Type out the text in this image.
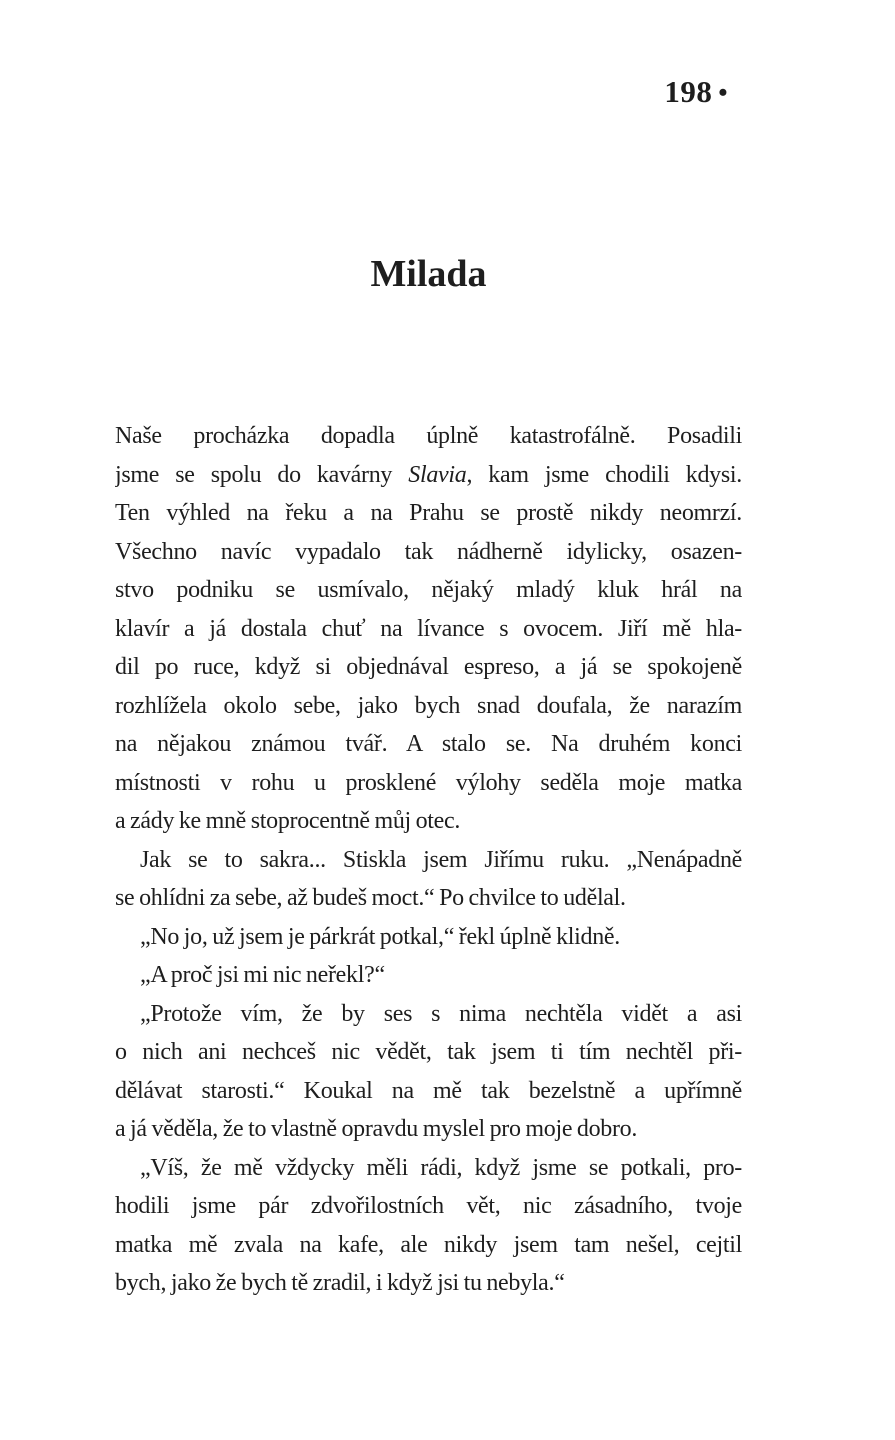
198 •
Milada
Naše procházka dopadla úplně katastrofálně. Posadili
jsme se spolu do kavárny Slavia, kam jsme chodili kdysi.
Ten výhled na řeku a na Prahu se prostě nikdy neomrzí.
Všechno navíc vypadalo tak nádherně idylicky, osazen-
stvo podniku se usmívalo, nějaký mladý kluk hrál na
klavír a já dostala chuť na lívance s ovocem. Jiří mě hla-
dil po ruce, když si objednával espreso, a já se spokojeně
rozhlížela okolo sebe, jako bych snad doufala, že narazím
na nějakou známou tvář. A stalo se. Na druhém konci
místnosti v rohu u prosklené výlohy seděla moje matka
a zády ke mně stoprocentně můj otec.
Jak se to sakra... Stiskla jsem Jiřímu ruku. „Nenápadně
se ohlídni za sebe, až budeš moct.“ Po chvilce to udělal.
„No jo, už jsem je párkrát potkal,“ řekl úplně klidně.
„A proč jsi mi nic neřekl?“
„Protože vím, že by ses s nima nechtěla vidět a asi
o nich ani nechceš nic vědět, tak jsem ti tím nechtěl při-
dělávat starosti.“ Koukal na mě tak bezelstně a upřímně
a já věděla, že to vlastně opravdu myslel pro moje dobro.
„Víš, že mě vždycky měli rádi, když jsme se potkali, pro-
hodili jsme pár zdvořilostních vět, nic zásadního, tvoje
matka mě zvala na kafe, ale nikdy jsem tam nešel, cejtil
bych, jako že bych tě zradil, i když jsi tu nebyla.“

☆ ☆ ☆

Search the records above for the string "moje". Copy every line that contains it.

#### Expected answer
místnosti v rohu u prosklené výlohy seděla moje matka
a já věděla, že to vlastně opravdu myslel pro moje dobro.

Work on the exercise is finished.